What to work on => Reproduce the listing verbatim.

%%

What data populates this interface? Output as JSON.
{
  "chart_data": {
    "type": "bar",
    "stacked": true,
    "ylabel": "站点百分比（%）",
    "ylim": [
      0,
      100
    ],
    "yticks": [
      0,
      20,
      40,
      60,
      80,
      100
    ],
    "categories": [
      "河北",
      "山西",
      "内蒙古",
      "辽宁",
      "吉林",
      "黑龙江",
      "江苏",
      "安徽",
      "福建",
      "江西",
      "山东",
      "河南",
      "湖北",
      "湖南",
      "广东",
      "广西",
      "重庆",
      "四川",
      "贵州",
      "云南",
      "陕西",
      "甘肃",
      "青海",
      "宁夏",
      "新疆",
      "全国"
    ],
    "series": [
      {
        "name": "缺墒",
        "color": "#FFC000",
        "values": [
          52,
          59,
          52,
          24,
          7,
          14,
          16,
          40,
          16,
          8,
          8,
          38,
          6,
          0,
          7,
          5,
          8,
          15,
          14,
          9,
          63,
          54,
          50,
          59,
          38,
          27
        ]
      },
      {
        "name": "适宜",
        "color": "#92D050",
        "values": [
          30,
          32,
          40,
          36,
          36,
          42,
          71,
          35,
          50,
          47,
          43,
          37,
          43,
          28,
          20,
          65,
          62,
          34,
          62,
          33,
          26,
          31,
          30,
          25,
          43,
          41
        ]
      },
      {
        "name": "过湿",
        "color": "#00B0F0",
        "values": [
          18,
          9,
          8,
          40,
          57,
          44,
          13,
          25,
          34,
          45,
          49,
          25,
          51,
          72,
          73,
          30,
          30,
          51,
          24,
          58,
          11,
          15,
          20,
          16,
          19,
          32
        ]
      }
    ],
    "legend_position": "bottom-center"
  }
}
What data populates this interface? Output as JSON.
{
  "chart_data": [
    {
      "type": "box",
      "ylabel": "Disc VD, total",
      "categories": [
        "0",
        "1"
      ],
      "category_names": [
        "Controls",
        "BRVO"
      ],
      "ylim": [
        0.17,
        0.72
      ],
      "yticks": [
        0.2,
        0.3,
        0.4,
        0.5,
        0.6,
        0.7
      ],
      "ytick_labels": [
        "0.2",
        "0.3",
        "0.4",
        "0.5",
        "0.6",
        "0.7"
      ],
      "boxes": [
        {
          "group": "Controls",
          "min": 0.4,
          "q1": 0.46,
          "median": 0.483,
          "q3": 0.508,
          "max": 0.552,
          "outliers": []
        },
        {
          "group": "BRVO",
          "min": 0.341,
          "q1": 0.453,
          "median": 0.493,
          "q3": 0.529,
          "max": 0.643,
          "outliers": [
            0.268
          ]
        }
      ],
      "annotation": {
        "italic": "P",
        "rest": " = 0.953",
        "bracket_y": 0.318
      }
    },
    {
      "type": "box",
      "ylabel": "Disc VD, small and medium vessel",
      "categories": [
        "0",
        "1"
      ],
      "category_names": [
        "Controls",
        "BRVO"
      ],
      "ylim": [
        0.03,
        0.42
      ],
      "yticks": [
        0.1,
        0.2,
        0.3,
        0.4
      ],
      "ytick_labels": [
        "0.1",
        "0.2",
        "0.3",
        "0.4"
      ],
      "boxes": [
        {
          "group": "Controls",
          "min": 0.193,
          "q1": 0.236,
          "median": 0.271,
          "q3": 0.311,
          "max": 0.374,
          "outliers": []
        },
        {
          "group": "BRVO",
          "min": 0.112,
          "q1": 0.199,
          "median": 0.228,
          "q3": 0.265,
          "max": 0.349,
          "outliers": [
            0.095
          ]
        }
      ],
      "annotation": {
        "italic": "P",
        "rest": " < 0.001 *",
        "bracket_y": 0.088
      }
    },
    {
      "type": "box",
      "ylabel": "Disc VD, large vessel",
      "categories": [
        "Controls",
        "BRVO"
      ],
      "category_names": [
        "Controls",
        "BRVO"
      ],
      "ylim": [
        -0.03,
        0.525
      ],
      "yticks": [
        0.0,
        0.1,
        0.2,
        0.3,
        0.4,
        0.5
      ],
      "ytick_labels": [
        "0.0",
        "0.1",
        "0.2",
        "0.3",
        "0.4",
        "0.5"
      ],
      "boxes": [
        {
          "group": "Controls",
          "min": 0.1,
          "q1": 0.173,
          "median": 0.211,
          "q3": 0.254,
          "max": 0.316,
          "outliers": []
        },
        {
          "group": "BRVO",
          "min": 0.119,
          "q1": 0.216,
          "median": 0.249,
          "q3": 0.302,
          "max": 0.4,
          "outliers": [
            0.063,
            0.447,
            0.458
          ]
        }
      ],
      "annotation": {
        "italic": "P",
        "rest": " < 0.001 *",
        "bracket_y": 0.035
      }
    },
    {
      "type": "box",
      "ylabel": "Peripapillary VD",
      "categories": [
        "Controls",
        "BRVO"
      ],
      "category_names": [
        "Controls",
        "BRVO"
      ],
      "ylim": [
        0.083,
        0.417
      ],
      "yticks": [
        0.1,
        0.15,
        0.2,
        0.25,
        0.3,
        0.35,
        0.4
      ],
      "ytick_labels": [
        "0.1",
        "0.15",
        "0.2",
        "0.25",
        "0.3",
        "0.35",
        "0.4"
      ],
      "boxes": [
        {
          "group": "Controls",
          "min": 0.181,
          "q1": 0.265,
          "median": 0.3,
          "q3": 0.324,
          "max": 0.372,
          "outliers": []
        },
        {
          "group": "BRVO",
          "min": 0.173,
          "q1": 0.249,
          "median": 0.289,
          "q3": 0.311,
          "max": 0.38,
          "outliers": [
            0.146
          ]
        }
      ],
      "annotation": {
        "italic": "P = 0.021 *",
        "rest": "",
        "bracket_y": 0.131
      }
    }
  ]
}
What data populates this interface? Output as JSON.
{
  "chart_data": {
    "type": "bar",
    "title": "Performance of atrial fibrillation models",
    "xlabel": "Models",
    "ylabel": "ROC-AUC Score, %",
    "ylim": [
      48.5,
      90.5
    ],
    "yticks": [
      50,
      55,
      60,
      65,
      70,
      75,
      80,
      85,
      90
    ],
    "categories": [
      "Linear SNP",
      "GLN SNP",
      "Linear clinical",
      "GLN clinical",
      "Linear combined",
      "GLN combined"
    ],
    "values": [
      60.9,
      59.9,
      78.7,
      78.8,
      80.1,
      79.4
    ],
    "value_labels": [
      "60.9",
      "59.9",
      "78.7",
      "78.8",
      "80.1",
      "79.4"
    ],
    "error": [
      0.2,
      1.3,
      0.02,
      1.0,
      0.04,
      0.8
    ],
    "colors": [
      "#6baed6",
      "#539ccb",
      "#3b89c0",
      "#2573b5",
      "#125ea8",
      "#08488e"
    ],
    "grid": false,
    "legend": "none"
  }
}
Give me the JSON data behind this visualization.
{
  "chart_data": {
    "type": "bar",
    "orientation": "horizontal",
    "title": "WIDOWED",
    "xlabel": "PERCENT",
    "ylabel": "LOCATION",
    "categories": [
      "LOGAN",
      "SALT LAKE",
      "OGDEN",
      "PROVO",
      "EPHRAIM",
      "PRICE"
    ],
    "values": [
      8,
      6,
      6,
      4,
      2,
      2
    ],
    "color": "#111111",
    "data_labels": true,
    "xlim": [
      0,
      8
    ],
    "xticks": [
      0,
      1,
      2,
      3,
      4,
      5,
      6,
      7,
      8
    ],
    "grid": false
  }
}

%%

Result =>
What data populates this interface? Output as JSON.
{
  "chart_data": {
    "type": "bar",
    "stacked": true,
    "ylabel": "站点百分比（%）",
    "ylim": [
      0,
      100
    ],
    "yticks": [
      0,
      20,
      40,
      60,
      80,
      100
    ],
    "categories": [
      "河北",
      "山西",
      "内蒙古",
      "辽宁",
      "吉林",
      "黑龙江",
      "江苏",
      "安徽",
      "福建",
      "江西",
      "山东",
      "河南",
      "湖北",
      "湖南",
      "广东",
      "广西",
      "重庆",
      "四川",
      "贵州",
      "云南",
      "陕西",
      "甘肃",
      "青海",
      "宁夏",
      "新疆",
      "全国"
    ],
    "series": [
      {
        "name": "缺墒",
        "color": "#FFC000",
        "values": [
          52,
          59,
          52,
          24,
          7,
          14,
          16,
          40,
          16,
          8,
          8,
          38,
          6,
          0,
          7,
          5,
          8,
          15,
          14,
          9,
          63,
          54,
          50,
          59,
          38,
          27
        ]
      },
      {
        "name": "适宜",
        "color": "#92D050",
        "values": [
          30,
          32,
          40,
          36,
          36,
          42,
          71,
          35,
          50,
          47,
          43,
          37,
          43,
          28,
          20,
          65,
          62,
          34,
          62,
          33,
          26,
          31,
          30,
          25,
          43,
          41
        ]
      },
      {
        "name": "过湿",
        "color": "#00B0F0",
        "values": [
          18,
          9,
          8,
          40,
          57,
          44,
          13,
          25,
          34,
          45,
          49,
          25,
          51,
          72,
          73,
          30,
          30,
          51,
          24,
          58,
          11,
          15,
          20,
          16,
          19,
          32
        ]
      }
    ],
    "legend_position": "bottom-center"
  }
}
What data populates this interface? Output as JSON.
{
  "chart_data": [
    {
      "type": "box",
      "ylabel": "Disc VD, total",
      "categories": [
        "0",
        "1"
      ],
      "category_names": [
        "Controls",
        "BRVO"
      ],
      "ylim": [
        0.17,
        0.72
      ],
      "yticks": [
        0.2,
        0.3,
        0.4,
        0.5,
        0.6,
        0.7
      ],
      "ytick_labels": [
        "0.2",
        "0.3",
        "0.4",
        "0.5",
        "0.6",
        "0.7"
      ],
      "boxes": [
        {
          "group": "Controls",
          "min": 0.4,
          "q1": 0.46,
          "median": 0.483,
          "q3": 0.508,
          "max": 0.552,
          "outliers": []
        },
        {
          "group": "BRVO",
          "min": 0.341,
          "q1": 0.453,
          "median": 0.493,
          "q3": 0.529,
          "max": 0.643,
          "outliers": [
            0.268
          ]
        }
      ],
      "annotation": {
        "italic": "P",
        "rest": " = 0.953",
        "bracket_y": 0.318
      }
    },
    {
      "type": "box",
      "ylabel": "Disc VD, small and medium vessel",
      "categories": [
        "0",
        "1"
      ],
      "category_names": [
        "Controls",
        "BRVO"
      ],
      "ylim": [
        0.03,
        0.42
      ],
      "yticks": [
        0.1,
        0.2,
        0.3,
        0.4
      ],
      "ytick_labels": [
        "0.1",
        "0.2",
        "0.3",
        "0.4"
      ],
      "boxes": [
        {
          "group": "Controls",
          "min": 0.193,
          "q1": 0.236,
          "median": 0.271,
          "q3": 0.311,
          "max": 0.374,
          "outliers": []
        },
        {
          "group": "BRVO",
          "min": 0.112,
          "q1": 0.199,
          "median": 0.228,
          "q3": 0.265,
          "max": 0.349,
          "outliers": [
            0.095
          ]
        }
      ],
      "annotation": {
        "italic": "P",
        "rest": " < 0.001 *",
        "bracket_y": 0.088
      }
    },
    {
      "type": "box",
      "ylabel": "Disc VD, large vessel",
      "categories": [
        "Controls",
        "BRVO"
      ],
      "category_names": [
        "Controls",
        "BRVO"
      ],
      "ylim": [
        -0.03,
        0.525
      ],
      "yticks": [
        0.0,
        0.1,
        0.2,
        0.3,
        0.4,
        0.5
      ],
      "ytick_labels": [
        "0.0",
        "0.1",
        "0.2",
        "0.3",
        "0.4",
        "0.5"
      ],
      "boxes": [
        {
          "group": "Controls",
          "min": 0.1,
          "q1": 0.173,
          "median": 0.211,
          "q3": 0.254,
          "max": 0.316,
          "outliers": []
        },
        {
          "group": "BRVO",
          "min": 0.119,
          "q1": 0.216,
          "median": 0.249,
          "q3": 0.302,
          "max": 0.4,
          "outliers": [
            0.063,
            0.447,
            0.458
          ]
        }
      ],
      "annotation": {
        "italic": "P",
        "rest": " < 0.001 *",
        "bracket_y": 0.035
      }
    },
    {
      "type": "box",
      "ylabel": "Peripapillary VD",
      "categories": [
        "Controls",
        "BRVO"
      ],
      "category_names": [
        "Controls",
        "BRVO"
      ],
      "ylim": [
        0.083,
        0.417
      ],
      "yticks": [
        0.1,
        0.15,
        0.2,
        0.25,
        0.3,
        0.35,
        0.4
      ],
      "ytick_labels": [
        "0.1",
        "0.15",
        "0.2",
        "0.25",
        "0.3",
        "0.35",
        "0.4"
      ],
      "boxes": [
        {
          "group": "Controls",
          "min": 0.181,
          "q1": 0.265,
          "median": 0.3,
          "q3": 0.324,
          "max": 0.372,
          "outliers": []
        },
        {
          "group": "BRVO",
          "min": 0.173,
          "q1": 0.249,
          "median": 0.289,
          "q3": 0.311,
          "max": 0.38,
          "outliers": [
            0.146
          ]
        }
      ],
      "annotation": {
        "italic": "P = 0.021 *",
        "rest": "",
        "bracket_y": 0.131
      }
    }
  ]
}
What data populates this interface? Output as JSON.
{
  "chart_data": {
    "type": "bar",
    "title": "Performance of atrial fibrillation models",
    "xlabel": "Models",
    "ylabel": "ROC-AUC Score, %",
    "ylim": [
      48.5,
      90.5
    ],
    "yticks": [
      50,
      55,
      60,
      65,
      70,
      75,
      80,
      85,
      90
    ],
    "categories": [
      "Linear SNP",
      "GLN SNP",
      "Linear clinical",
      "GLN clinical",
      "Linear combined",
      "GLN combined"
    ],
    "values": [
      60.9,
      59.9,
      78.7,
      78.8,
      80.1,
      79.4
    ],
    "value_labels": [
      "60.9",
      "59.9",
      "78.7",
      "78.8",
      "80.1",
      "79.4"
    ],
    "error": [
      0.2,
      1.3,
      0.02,
      1.0,
      0.04,
      0.8
    ],
    "colors": [
      "#6baed6",
      "#539ccb",
      "#3b89c0",
      "#2573b5",
      "#125ea8",
      "#08488e"
    ],
    "grid": false,
    "legend": "none"
  }
}
Give me the JSON data behind this visualization.
{
  "chart_data": {
    "type": "bar",
    "orientation": "horizontal",
    "title": "WIDOWED",
    "xlabel": "PERCENT",
    "ylabel": "LOCATION",
    "categories": [
      "LOGAN",
      "SALT LAKE",
      "OGDEN",
      "PROVO",
      "EPHRAIM",
      "PRICE"
    ],
    "values": [
      8,
      6,
      6,
      4,
      2,
      2
    ],
    "color": "#111111",
    "data_labels": true,
    "xlim": [
      0,
      8
    ],
    "xticks": [
      0,
      1,
      2,
      3,
      4,
      5,
      6,
      7,
      8
    ],
    "grid": false
  }
}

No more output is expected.